* [The request]:
The lines to be extracted begin at the line containing "Give me the" and end at the last line of the data below; copy them exactly and leave out the pictures.

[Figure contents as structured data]
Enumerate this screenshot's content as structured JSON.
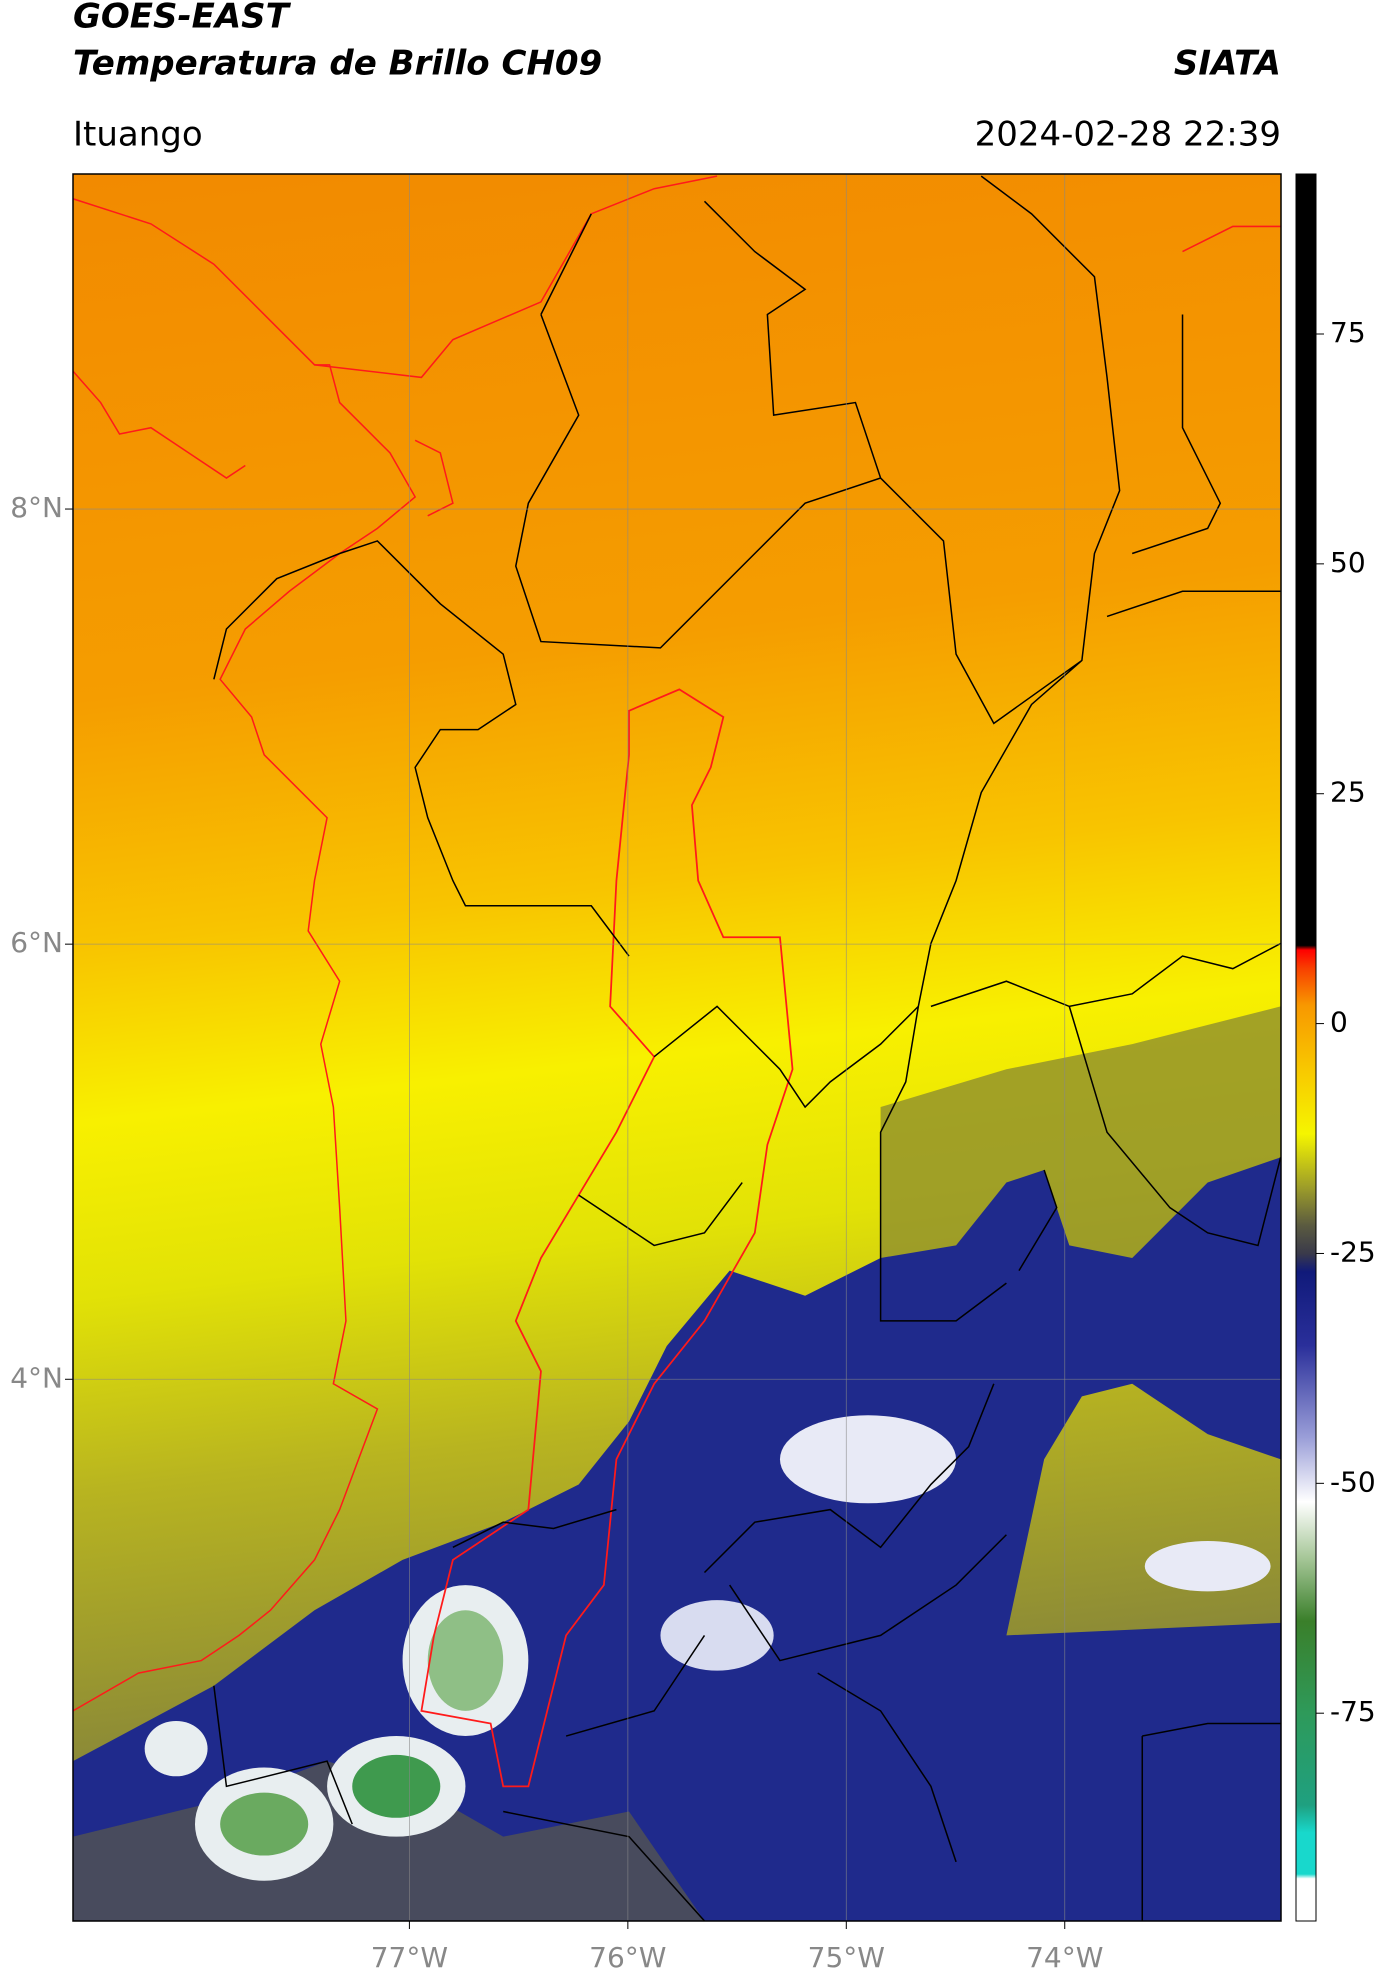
{
  "chart_data": {
    "type": "map",
    "title": "GOES-EAST",
    "subtitle": "Temperatura de Brillo CH09",
    "source": "SIATA",
    "region": "Ituango",
    "datetime": "2024-02-28 22:39",
    "xlim": [
      -78.54,
      -73.01
    ],
    "ylim": [
      1.51,
      9.54
    ],
    "xticks": [
      {
        "value": -77,
        "label": "77°W"
      },
      {
        "value": -76,
        "label": "76°W"
      },
      {
        "value": -75,
        "label": "75°W"
      },
      {
        "value": -74,
        "label": "74°W"
      }
    ],
    "yticks": [
      {
        "value": 4,
        "label": "4°N"
      },
      {
        "value": 6,
        "label": "6°N"
      },
      {
        "value": 8,
        "label": "8°N"
      }
    ],
    "grid": true,
    "colorbar": {
      "lim": [
        -97.6,
        92.4
      ],
      "ticks": [
        -75,
        -50,
        -25,
        0,
        25,
        50,
        75
      ],
      "stops": [
        {
          "value": -97.6,
          "color": "#ffffff"
        },
        {
          "value": -93,
          "color": "#ffffff"
        },
        {
          "value": -92.5,
          "color": "#18d8cc"
        },
        {
          "value": -88,
          "color": "#18d8cc"
        },
        {
          "value": -85,
          "color": "#1fa080"
        },
        {
          "value": -75,
          "color": "#2e9a5a"
        },
        {
          "value": -65,
          "color": "#3a7f2a"
        },
        {
          "value": -58,
          "color": "#a8c89a"
        },
        {
          "value": -52,
          "color": "#ffffff"
        },
        {
          "value": -45,
          "color": "#9a9ed8"
        },
        {
          "value": -35,
          "color": "#2a2f9a"
        },
        {
          "value": -27,
          "color": "#101a7a"
        },
        {
          "value": -25,
          "color": "#3a3a4a"
        },
        {
          "value": -22,
          "color": "#5a5a40"
        },
        {
          "value": -18,
          "color": "#9a9a2a"
        },
        {
          "value": -12,
          "color": "#f5f500"
        },
        {
          "value": -5,
          "color": "#f8c800"
        },
        {
          "value": 2,
          "color": "#f89800"
        },
        {
          "value": 6,
          "color": "#f84000"
        },
        {
          "value": 8,
          "color": "#ff0000"
        },
        {
          "value": 8.5,
          "color": "#000000"
        },
        {
          "value": 92.4,
          "color": "#000000"
        }
      ]
    }
  }
}
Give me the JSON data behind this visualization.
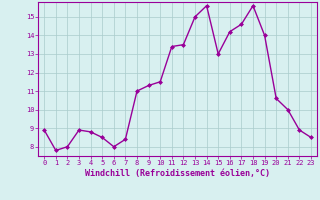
{
  "x": [
    0,
    1,
    2,
    3,
    4,
    5,
    6,
    7,
    8,
    9,
    10,
    11,
    12,
    13,
    14,
    15,
    16,
    17,
    18,
    19,
    20,
    21,
    22,
    23
  ],
  "y": [
    8.9,
    7.8,
    8.0,
    8.9,
    8.8,
    8.5,
    8.0,
    8.4,
    11.0,
    11.3,
    11.5,
    13.4,
    13.5,
    15.0,
    15.6,
    13.0,
    14.2,
    14.6,
    15.6,
    14.0,
    10.6,
    10.0,
    8.9,
    8.5
  ],
  "line_color": "#990099",
  "marker": "D",
  "marker_size": 2,
  "bg_color": "#d8f0f0",
  "grid_color": "#aacccc",
  "xlabel": "Windchill (Refroidissement éolien,°C)",
  "xlabel_color": "#990099",
  "tick_color": "#990099",
  "ylim": [
    7.5,
    15.8
  ],
  "xlim": [
    -0.5,
    23.5
  ],
  "yticks": [
    8,
    9,
    10,
    11,
    12,
    13,
    14,
    15
  ],
  "xticks": [
    0,
    1,
    2,
    3,
    4,
    5,
    6,
    7,
    8,
    9,
    10,
    11,
    12,
    13,
    14,
    15,
    16,
    17,
    18,
    19,
    20,
    21,
    22,
    23
  ],
  "linewidth": 1.0,
  "tick_fontsize": 5.0,
  "xlabel_fontsize": 6.0
}
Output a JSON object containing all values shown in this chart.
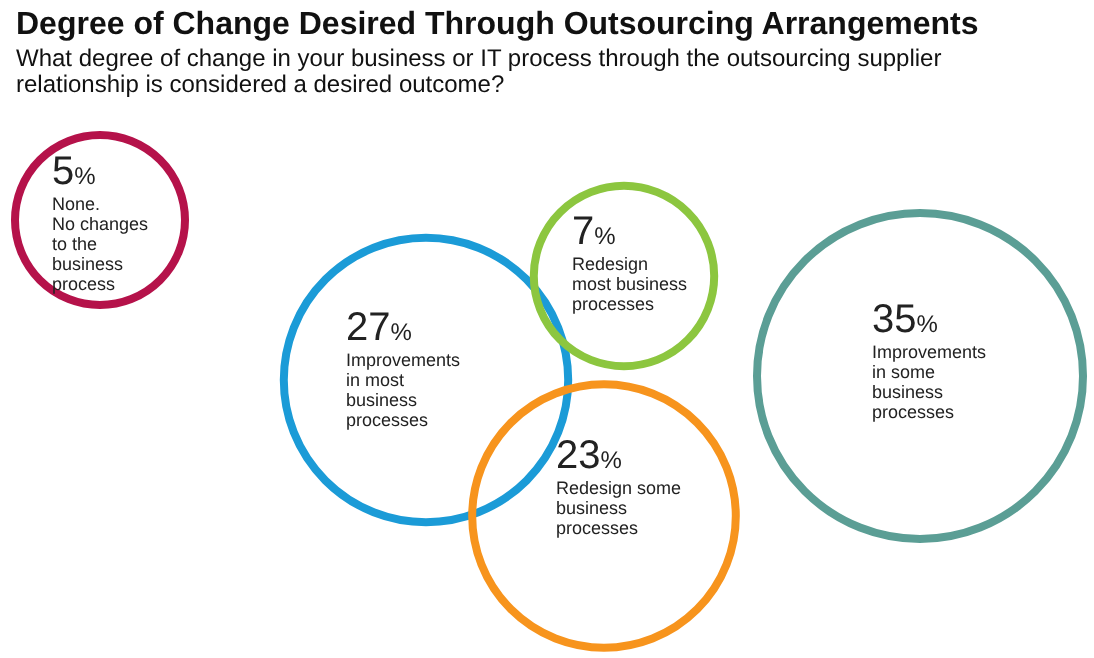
{
  "chart_data": {
    "type": "other",
    "title": "Degree of Change Desired Through Outsourcing Arrangements",
    "subtitle": "What degree of change in your business or IT process through the outsourcing supplier relationship is considered a desired outcome?",
    "categories": [
      "None.\nNo changes\nto the\nbusiness\nprocess",
      "Improvements\nin most\nbusiness\nprocesses",
      "Redesign\nmost business\nprocesses",
      "Redesign some\nbusiness\nprocesses",
      "Improvements\nin some\nbusiness\nprocesses"
    ],
    "values": [
      5,
      27,
      7,
      23,
      35
    ],
    "value_labels": [
      "5%",
      "27%",
      "7%",
      "23%",
      "35%"
    ],
    "colors": [
      "#b5124a",
      "#1b9bd7",
      "#8cc63f",
      "#f7941d",
      "#5b9e95"
    ]
  }
}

* [Output for this task]:
Give me the JSON data behind this visualization.
{
  "x": [
    0,
    1,
    2,
    3,
    4,
    5,
    6,
    7,
    8,
    9,
    10,
    11,
    12,
    13,
    14,
    15,
    16,
    17,
    18,
    19,
    20,
    21,
    22,
    23
  ],
  "y": [
    8.9,
    7.8,
    8.0,
    8.9,
    8.8,
    8.5,
    8.0,
    8.4,
    11.0,
    11.3,
    11.5,
    13.4,
    13.5,
    15.0,
    15.6,
    13.0,
    14.2,
    14.6,
    15.6,
    14.0,
    10.6,
    10.0,
    8.9,
    8.5
  ],
  "line_color": "#990099",
  "marker": "D",
  "marker_size": 2,
  "bg_color": "#d8f0f0",
  "grid_color": "#aacccc",
  "xlabel": "Windchill (Refroidissement éolien,°C)",
  "xlabel_color": "#990099",
  "tick_color": "#990099",
  "ylim": [
    7.5,
    15.8
  ],
  "xlim": [
    -0.5,
    23.5
  ],
  "yticks": [
    8,
    9,
    10,
    11,
    12,
    13,
    14,
    15
  ],
  "xticks": [
    0,
    1,
    2,
    3,
    4,
    5,
    6,
    7,
    8,
    9,
    10,
    11,
    12,
    13,
    14,
    15,
    16,
    17,
    18,
    19,
    20,
    21,
    22,
    23
  ],
  "linewidth": 1.0,
  "tick_fontsize": 5.0,
  "xlabel_fontsize": 6.0
}
Output a JSON object containing all values shown in this chart.
{
  "chart_data": {
    "type": "other",
    "title": "Degree of Change Desired Through Outsourcing Arrangements",
    "subtitle": "What degree of change in your business or IT process through the outsourcing supplier relationship is considered a desired outcome?",
    "categories": [
      "None.\nNo changes\nto the\nbusiness\nprocess",
      "Improvements\nin most\nbusiness\nprocesses",
      "Redesign\nmost business\nprocesses",
      "Redesign some\nbusiness\nprocesses",
      "Improvements\nin some\nbusiness\nprocesses"
    ],
    "values": [
      5,
      27,
      7,
      23,
      35
    ],
    "value_labels": [
      "5%",
      "27%",
      "7%",
      "23%",
      "35%"
    ],
    "colors": [
      "#b5124a",
      "#1b9bd7",
      "#8cc63f",
      "#f7941d",
      "#5b9e95"
    ]
  }
}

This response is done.